=== Stated task ===
Wherever a line below holds the word "Efficacia", copy that line.

=== Stored records ===
§

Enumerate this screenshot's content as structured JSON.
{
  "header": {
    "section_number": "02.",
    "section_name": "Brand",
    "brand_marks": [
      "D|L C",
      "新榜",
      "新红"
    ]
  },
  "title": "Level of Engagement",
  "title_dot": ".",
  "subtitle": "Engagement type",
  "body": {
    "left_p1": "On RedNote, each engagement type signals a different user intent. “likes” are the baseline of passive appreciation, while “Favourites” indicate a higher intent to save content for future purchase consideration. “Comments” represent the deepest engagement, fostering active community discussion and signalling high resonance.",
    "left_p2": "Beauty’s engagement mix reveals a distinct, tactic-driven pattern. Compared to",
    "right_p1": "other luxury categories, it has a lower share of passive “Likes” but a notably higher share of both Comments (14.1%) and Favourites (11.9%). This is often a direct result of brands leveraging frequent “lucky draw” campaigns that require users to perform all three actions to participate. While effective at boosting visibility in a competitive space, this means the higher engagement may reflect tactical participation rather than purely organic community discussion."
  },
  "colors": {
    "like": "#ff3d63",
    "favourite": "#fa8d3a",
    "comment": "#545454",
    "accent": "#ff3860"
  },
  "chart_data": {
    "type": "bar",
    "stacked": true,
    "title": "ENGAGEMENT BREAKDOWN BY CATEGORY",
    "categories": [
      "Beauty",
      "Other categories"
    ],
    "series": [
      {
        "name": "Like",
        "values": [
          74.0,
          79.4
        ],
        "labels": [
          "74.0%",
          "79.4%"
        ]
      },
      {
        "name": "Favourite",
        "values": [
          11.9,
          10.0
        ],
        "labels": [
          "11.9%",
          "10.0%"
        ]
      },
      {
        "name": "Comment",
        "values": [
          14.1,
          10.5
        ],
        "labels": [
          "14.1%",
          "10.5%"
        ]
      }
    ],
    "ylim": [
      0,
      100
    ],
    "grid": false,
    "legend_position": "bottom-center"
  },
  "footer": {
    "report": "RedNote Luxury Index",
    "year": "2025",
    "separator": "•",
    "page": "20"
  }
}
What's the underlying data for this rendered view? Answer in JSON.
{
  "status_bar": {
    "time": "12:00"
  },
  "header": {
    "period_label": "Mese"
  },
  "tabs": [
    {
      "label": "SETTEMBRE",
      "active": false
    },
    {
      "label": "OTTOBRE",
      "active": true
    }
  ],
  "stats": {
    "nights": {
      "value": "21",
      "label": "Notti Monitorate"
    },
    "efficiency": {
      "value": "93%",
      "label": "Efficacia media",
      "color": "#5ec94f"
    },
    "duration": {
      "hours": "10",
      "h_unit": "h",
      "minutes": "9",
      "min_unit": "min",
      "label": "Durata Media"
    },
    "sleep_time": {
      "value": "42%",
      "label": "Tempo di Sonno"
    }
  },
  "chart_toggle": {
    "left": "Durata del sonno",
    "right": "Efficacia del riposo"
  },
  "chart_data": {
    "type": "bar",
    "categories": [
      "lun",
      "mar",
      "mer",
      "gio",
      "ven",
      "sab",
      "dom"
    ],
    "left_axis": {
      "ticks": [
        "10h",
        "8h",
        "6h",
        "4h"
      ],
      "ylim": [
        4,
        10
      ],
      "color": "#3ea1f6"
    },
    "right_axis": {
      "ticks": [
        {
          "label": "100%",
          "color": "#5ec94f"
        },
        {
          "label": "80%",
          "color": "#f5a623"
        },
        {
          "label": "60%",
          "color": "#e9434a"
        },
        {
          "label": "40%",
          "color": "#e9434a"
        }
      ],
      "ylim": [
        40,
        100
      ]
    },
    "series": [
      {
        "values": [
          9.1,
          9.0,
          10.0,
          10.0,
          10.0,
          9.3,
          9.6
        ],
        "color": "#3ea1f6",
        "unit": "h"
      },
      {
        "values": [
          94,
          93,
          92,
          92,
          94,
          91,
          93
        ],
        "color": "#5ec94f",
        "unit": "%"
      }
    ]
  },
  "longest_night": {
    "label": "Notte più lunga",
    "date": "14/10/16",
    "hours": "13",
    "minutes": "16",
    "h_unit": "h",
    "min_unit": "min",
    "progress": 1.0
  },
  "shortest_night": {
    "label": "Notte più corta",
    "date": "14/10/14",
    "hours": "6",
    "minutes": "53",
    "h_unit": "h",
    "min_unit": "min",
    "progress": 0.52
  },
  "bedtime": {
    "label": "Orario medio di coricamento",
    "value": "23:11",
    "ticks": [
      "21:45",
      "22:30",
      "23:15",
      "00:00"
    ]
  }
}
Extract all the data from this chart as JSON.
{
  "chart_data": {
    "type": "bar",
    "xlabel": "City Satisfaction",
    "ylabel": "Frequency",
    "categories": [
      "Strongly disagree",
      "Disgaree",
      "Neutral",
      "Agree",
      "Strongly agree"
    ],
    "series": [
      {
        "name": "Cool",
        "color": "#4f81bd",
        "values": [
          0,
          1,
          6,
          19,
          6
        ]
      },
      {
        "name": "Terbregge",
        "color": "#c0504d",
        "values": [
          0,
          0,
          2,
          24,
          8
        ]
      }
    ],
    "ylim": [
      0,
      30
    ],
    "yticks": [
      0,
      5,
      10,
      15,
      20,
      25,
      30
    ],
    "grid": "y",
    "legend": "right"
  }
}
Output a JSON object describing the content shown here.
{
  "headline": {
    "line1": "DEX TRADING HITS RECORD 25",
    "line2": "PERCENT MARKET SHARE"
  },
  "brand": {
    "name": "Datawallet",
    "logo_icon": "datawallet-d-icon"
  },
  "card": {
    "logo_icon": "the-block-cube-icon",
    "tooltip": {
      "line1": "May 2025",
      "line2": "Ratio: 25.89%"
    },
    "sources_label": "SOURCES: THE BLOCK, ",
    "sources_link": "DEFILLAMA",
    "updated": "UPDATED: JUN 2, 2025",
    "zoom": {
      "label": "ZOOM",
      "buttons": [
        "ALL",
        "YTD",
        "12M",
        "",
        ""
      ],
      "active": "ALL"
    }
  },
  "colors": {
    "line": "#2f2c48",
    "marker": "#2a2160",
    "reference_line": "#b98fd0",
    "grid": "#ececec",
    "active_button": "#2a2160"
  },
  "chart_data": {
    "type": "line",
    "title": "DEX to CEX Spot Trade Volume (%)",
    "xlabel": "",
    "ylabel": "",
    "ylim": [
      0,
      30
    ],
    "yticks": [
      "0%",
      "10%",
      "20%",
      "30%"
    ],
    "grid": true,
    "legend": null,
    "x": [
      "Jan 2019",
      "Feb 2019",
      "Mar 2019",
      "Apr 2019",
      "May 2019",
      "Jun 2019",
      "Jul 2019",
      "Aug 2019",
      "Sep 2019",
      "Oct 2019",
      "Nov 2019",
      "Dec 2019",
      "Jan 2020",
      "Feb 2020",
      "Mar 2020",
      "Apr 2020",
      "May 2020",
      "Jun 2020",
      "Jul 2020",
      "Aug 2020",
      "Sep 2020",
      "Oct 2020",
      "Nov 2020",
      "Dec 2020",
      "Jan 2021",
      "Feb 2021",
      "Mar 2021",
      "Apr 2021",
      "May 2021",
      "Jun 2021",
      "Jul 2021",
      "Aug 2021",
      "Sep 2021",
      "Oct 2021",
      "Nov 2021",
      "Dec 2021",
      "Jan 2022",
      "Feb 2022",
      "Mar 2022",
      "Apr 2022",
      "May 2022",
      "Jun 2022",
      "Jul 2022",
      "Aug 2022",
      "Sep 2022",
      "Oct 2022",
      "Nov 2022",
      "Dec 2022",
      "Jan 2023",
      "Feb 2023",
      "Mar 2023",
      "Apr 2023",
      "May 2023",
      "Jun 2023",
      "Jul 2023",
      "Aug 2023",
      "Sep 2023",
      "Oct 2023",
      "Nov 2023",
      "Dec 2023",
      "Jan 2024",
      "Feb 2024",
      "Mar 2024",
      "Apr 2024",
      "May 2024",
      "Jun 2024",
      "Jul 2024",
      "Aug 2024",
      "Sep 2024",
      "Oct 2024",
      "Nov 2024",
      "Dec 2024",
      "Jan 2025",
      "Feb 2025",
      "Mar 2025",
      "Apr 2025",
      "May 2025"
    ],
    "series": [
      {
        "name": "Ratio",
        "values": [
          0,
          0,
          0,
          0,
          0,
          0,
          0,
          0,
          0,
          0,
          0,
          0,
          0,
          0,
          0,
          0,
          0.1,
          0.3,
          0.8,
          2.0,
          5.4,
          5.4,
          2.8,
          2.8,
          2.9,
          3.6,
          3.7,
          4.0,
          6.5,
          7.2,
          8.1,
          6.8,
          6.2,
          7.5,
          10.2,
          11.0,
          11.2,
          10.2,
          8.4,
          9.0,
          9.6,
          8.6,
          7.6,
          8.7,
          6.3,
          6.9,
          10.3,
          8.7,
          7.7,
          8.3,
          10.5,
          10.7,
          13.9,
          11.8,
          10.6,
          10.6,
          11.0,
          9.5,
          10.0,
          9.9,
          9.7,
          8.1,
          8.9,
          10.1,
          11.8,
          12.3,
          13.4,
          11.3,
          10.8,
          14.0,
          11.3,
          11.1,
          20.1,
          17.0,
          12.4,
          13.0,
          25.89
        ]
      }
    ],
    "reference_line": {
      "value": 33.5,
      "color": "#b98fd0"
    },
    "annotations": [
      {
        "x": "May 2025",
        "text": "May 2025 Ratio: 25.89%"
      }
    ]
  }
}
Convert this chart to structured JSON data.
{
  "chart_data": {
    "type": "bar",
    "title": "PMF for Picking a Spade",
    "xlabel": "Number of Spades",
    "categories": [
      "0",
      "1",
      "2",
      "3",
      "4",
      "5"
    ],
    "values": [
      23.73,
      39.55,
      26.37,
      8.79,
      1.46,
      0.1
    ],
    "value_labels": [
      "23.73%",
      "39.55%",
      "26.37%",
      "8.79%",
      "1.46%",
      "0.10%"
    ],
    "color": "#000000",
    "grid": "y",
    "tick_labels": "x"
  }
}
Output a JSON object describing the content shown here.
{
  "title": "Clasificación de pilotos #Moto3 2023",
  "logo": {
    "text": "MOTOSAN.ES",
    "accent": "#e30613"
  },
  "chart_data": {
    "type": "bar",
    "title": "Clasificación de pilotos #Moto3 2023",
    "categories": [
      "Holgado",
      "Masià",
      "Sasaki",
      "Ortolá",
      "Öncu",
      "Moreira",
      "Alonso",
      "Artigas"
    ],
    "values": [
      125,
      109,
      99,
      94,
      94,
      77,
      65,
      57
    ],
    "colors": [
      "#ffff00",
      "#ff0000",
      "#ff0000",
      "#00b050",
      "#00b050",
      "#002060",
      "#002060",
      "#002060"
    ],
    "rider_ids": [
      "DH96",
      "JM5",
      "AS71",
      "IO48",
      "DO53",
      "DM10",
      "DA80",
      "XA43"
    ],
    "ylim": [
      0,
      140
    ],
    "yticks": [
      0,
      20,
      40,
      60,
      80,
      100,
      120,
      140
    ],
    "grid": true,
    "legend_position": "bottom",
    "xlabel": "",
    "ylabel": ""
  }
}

§

=== Completed exercise ===
      "label": "Efficacia media",
    "right": "Efficacia del riposo"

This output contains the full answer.